┌─ Data provided

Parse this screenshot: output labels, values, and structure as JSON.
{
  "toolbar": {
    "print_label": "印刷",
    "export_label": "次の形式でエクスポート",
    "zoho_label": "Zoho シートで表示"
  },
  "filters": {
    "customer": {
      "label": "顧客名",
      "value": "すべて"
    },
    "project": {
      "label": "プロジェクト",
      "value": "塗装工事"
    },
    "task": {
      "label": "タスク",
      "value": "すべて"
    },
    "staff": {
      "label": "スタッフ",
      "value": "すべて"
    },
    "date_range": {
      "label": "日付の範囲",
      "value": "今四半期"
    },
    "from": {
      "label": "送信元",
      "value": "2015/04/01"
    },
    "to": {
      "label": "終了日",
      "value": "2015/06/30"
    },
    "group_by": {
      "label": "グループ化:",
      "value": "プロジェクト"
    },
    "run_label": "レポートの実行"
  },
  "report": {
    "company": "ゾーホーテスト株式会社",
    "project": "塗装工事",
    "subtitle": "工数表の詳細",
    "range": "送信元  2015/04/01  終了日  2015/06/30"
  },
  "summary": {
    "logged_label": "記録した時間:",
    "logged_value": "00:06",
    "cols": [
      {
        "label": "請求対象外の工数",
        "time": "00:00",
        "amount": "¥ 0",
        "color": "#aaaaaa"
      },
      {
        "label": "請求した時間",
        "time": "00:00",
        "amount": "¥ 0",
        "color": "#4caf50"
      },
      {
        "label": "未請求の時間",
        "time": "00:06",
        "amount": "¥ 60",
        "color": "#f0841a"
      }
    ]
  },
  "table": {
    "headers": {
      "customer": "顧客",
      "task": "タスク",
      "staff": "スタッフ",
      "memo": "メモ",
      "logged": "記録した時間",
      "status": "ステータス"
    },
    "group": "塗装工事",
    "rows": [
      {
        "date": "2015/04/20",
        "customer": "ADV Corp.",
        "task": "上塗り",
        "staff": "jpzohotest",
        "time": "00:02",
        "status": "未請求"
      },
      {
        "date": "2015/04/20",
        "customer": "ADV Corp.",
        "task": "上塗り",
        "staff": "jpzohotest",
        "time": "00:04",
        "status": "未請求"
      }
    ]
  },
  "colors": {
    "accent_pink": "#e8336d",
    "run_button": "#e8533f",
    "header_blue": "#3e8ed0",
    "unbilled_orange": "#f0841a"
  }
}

└─

▶ **What needs to be done**
Print the material once more, exactly.

▶ **Response to the task**
Parse this screenshot: output labels, values, and structure as JSON.
{
  "toolbar": {
    "print_label": "印刷",
    "export_label": "次の形式でエクスポート",
    "zoho_label": "Zoho シートで表示"
  },
  "filters": {
    "customer": {
      "label": "顧客名",
      "value": "すべて"
    },
    "project": {
      "label": "プロジェクト",
      "value": "塗装工事"
    },
    "task": {
      "label": "タスク",
      "value": "すべて"
    },
    "staff": {
      "label": "スタッフ",
      "value": "すべて"
    },
    "date_range": {
      "label": "日付の範囲",
      "value": "今四半期"
    },
    "from": {
      "label": "送信元",
      "value": "2015/04/01"
    },
    "to": {
      "label": "終了日",
      "value": "2015/06/30"
    },
    "group_by": {
      "label": "グループ化:",
      "value": "プロジェクト"
    },
    "run_label": "レポートの実行"
  },
  "report": {
    "company": "ゾーホーテスト株式会社",
    "project": "塗装工事",
    "subtitle": "工数表の詳細",
    "range": "送信元  2015/04/01  終了日  2015/06/30"
  },
  "summary": {
    "logged_label": "記録した時間:",
    "logged_value": "00:06",
    "cols": [
      {
        "label": "請求対象外の工数",
        "time": "00:00",
        "amount": "¥ 0",
        "color": "#aaaaaa"
      },
      {
        "label": "請求した時間",
        "time": "00:00",
        "amount": "¥ 0",
        "color": "#4caf50"
      },
      {
        "label": "未請求の時間",
        "time": "00:06",
        "amount": "¥ 60",
        "color": "#f0841a"
      }
    ]
  },
  "table": {
    "headers": {
      "customer": "顧客",
      "task": "タスク",
      "staff": "スタッフ",
      "memo": "メモ",
      "logged": "記録した時間",
      "status": "ステータス"
    },
    "group": "塗装工事",
    "rows": [
      {
        "date": "2015/04/20",
        "customer": "ADV Corp.",
        "task": "上塗り",
        "staff": "jpzohotest",
        "time": "00:02",
        "status": "未請求"
      },
      {
        "date": "2015/04/20",
        "customer": "ADV Corp.",
        "task": "上塗り",
        "staff": "jpzohotest",
        "time": "00:04",
        "status": "未請求"
      }
    ]
  },
  "colors": {
    "accent_pink": "#e8336d",
    "run_button": "#e8533f",
    "header_blue": "#3e8ed0",
    "unbilled_orange": "#f0841a"
  }
}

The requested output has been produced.